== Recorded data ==

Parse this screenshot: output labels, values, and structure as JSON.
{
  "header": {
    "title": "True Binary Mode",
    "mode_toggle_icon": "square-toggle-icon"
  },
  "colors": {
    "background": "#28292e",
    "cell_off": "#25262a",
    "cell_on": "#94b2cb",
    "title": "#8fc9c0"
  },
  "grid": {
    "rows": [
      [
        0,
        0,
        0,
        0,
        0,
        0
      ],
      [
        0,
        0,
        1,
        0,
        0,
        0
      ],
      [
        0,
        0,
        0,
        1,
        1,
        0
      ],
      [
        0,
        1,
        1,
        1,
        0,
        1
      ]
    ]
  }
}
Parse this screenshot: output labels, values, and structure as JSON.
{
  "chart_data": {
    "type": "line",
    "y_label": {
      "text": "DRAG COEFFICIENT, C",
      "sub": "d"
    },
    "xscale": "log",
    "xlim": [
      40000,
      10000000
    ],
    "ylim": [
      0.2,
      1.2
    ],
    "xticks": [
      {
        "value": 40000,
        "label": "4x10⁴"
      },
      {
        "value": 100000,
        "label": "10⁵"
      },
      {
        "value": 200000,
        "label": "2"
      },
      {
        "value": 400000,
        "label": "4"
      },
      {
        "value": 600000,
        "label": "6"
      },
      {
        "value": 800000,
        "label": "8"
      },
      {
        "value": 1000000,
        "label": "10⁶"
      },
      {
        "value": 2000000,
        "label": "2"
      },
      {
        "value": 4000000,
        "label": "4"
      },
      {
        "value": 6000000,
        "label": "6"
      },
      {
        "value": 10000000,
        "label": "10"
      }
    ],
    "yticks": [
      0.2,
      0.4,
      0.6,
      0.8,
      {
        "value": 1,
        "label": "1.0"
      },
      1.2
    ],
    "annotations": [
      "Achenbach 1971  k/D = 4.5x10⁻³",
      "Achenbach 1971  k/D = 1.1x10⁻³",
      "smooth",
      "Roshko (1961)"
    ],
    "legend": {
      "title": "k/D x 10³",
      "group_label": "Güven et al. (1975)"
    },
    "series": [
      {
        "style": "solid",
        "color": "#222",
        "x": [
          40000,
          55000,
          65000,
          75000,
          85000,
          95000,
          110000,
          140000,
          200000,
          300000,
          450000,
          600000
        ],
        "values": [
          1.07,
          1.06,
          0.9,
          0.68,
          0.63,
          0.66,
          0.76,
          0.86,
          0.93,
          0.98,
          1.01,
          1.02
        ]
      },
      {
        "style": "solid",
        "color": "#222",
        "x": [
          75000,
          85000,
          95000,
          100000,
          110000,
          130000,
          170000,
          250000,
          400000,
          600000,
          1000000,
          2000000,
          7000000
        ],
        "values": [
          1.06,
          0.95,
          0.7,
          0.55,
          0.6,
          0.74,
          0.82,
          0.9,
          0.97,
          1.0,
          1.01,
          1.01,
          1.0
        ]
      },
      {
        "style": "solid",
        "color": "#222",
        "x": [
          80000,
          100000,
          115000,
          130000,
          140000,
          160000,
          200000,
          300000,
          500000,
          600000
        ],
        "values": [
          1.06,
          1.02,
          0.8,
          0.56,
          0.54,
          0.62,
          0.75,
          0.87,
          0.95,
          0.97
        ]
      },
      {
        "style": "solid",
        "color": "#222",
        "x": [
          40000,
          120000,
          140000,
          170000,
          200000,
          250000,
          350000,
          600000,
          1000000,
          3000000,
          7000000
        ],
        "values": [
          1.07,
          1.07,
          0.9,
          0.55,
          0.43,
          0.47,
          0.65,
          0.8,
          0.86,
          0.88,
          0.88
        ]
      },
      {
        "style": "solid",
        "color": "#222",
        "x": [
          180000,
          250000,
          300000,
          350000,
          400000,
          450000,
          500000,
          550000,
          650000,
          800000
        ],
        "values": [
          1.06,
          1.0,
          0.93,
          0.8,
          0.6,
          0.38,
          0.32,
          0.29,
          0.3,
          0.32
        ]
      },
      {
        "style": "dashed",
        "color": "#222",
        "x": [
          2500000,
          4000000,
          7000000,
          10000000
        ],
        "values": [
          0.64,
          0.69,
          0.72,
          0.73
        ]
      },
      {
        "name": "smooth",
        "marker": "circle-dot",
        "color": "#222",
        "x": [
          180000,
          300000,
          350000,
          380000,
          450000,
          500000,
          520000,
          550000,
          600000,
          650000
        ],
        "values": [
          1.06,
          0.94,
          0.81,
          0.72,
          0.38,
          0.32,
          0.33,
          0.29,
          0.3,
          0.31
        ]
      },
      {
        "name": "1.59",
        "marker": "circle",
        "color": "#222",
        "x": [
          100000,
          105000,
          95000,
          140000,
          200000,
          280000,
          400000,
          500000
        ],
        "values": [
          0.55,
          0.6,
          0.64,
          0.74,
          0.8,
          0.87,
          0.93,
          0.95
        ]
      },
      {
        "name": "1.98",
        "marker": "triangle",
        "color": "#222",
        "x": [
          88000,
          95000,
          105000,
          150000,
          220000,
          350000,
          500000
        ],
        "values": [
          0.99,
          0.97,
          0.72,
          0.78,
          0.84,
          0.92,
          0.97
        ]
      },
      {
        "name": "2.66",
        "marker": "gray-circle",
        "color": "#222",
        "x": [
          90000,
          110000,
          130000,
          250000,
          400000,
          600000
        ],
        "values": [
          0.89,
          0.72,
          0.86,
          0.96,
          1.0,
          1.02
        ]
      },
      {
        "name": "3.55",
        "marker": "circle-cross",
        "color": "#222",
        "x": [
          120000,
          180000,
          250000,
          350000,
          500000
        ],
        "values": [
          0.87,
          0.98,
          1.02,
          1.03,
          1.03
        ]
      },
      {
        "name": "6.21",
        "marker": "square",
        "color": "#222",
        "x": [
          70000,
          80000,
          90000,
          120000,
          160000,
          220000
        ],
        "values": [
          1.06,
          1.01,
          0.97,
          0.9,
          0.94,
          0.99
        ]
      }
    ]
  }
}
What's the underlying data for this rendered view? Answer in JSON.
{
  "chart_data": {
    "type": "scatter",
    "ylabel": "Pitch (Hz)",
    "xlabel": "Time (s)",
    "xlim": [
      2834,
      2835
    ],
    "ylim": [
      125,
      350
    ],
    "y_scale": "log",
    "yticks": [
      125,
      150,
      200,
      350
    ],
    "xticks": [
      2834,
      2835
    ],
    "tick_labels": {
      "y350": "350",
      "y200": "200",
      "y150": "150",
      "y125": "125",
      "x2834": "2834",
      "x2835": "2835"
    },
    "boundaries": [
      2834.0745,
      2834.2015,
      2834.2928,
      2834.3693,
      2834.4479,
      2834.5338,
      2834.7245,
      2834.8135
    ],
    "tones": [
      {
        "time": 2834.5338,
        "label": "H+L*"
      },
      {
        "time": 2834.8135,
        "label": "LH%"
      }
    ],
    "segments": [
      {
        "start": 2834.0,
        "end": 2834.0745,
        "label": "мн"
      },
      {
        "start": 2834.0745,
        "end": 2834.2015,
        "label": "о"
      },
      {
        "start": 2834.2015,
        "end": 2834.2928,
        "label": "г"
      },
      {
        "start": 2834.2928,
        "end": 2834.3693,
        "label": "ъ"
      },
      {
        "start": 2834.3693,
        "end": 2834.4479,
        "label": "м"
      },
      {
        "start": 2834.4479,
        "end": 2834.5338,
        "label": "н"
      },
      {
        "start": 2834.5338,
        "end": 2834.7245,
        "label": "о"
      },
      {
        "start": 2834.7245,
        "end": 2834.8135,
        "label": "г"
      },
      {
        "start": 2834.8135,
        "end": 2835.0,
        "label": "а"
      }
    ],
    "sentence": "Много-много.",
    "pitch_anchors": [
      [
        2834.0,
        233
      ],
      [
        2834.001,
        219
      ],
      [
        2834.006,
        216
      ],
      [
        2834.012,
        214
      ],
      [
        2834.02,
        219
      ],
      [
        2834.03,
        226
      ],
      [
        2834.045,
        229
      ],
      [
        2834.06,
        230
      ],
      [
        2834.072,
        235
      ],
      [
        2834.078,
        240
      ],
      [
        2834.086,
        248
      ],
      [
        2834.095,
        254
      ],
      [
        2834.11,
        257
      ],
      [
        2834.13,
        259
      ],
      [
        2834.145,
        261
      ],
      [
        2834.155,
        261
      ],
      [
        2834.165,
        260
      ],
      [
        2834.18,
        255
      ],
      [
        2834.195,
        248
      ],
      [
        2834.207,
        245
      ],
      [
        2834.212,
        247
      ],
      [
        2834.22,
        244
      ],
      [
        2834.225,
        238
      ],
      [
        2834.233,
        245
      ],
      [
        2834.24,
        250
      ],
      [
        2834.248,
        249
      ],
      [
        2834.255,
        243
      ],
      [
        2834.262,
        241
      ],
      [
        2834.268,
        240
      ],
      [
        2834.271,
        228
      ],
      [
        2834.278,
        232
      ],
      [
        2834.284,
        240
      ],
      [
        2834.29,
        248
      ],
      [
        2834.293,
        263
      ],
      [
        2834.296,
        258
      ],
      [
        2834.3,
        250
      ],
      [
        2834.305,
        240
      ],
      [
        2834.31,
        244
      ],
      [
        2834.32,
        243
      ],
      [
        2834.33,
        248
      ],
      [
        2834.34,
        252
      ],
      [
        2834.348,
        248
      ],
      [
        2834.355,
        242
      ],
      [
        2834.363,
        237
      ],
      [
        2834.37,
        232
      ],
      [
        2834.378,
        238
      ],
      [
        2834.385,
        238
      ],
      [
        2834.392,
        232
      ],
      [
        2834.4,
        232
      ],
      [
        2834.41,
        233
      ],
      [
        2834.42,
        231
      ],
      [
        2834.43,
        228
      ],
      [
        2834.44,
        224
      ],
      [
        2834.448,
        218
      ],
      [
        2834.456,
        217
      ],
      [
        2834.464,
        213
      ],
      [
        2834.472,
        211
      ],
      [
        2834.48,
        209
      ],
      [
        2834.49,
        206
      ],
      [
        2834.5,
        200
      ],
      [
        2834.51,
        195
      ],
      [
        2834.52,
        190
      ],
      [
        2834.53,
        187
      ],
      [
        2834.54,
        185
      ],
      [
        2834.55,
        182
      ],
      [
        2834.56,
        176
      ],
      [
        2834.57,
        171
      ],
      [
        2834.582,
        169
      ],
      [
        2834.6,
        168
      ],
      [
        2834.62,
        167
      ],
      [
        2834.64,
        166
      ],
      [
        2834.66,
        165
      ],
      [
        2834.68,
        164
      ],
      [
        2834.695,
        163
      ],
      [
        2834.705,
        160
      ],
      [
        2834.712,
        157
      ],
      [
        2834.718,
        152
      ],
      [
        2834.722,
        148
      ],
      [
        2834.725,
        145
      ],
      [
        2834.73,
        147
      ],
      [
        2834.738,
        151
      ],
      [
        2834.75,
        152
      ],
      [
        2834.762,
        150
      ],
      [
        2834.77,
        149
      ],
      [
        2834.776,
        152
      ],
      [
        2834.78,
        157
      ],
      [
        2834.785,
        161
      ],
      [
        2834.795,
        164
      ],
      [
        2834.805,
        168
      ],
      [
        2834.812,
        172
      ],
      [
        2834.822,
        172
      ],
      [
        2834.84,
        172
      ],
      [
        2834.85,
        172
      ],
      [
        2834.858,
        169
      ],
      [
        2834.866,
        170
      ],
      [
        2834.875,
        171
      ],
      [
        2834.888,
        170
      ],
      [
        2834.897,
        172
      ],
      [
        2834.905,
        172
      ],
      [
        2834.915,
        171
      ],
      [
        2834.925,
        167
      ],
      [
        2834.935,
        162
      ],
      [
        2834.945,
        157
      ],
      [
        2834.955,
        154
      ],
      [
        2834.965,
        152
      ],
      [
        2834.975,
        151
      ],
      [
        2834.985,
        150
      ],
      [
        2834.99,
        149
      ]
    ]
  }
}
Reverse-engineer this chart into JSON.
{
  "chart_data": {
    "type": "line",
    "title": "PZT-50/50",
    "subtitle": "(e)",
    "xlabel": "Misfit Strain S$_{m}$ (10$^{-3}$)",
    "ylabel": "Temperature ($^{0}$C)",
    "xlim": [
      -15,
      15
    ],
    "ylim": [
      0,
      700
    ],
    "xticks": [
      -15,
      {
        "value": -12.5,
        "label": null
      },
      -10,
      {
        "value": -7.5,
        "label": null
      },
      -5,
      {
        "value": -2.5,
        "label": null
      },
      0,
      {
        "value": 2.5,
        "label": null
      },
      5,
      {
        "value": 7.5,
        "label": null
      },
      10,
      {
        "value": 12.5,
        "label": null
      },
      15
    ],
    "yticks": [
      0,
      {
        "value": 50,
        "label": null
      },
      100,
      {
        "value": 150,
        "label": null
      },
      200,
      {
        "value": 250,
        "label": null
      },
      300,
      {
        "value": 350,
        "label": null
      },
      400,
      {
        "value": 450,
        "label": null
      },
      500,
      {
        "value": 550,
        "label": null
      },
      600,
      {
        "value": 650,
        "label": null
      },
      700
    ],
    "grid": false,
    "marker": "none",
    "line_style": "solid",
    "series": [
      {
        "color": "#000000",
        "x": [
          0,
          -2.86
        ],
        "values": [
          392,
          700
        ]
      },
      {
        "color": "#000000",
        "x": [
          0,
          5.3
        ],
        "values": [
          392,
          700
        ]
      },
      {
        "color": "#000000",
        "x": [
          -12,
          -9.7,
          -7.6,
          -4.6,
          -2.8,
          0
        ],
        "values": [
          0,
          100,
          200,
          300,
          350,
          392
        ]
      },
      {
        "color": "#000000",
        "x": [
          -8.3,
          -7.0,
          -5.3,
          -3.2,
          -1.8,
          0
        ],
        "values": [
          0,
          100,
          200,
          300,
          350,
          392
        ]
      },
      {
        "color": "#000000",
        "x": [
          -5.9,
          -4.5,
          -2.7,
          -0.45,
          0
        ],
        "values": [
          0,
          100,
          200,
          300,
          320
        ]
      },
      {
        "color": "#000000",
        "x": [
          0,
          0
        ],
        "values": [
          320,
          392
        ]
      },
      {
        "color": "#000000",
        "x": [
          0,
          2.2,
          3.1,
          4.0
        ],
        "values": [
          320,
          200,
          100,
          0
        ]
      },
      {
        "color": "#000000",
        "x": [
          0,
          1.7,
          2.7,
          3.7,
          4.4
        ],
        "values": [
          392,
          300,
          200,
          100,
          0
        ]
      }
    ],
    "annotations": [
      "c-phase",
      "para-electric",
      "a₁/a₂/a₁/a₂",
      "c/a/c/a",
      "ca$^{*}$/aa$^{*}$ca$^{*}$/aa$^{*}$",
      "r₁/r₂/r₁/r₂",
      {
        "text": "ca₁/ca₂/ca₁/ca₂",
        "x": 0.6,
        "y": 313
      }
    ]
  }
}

== Prompt ==
Write only the number of lines in the records that include the word "JSON".

== Response below ==
4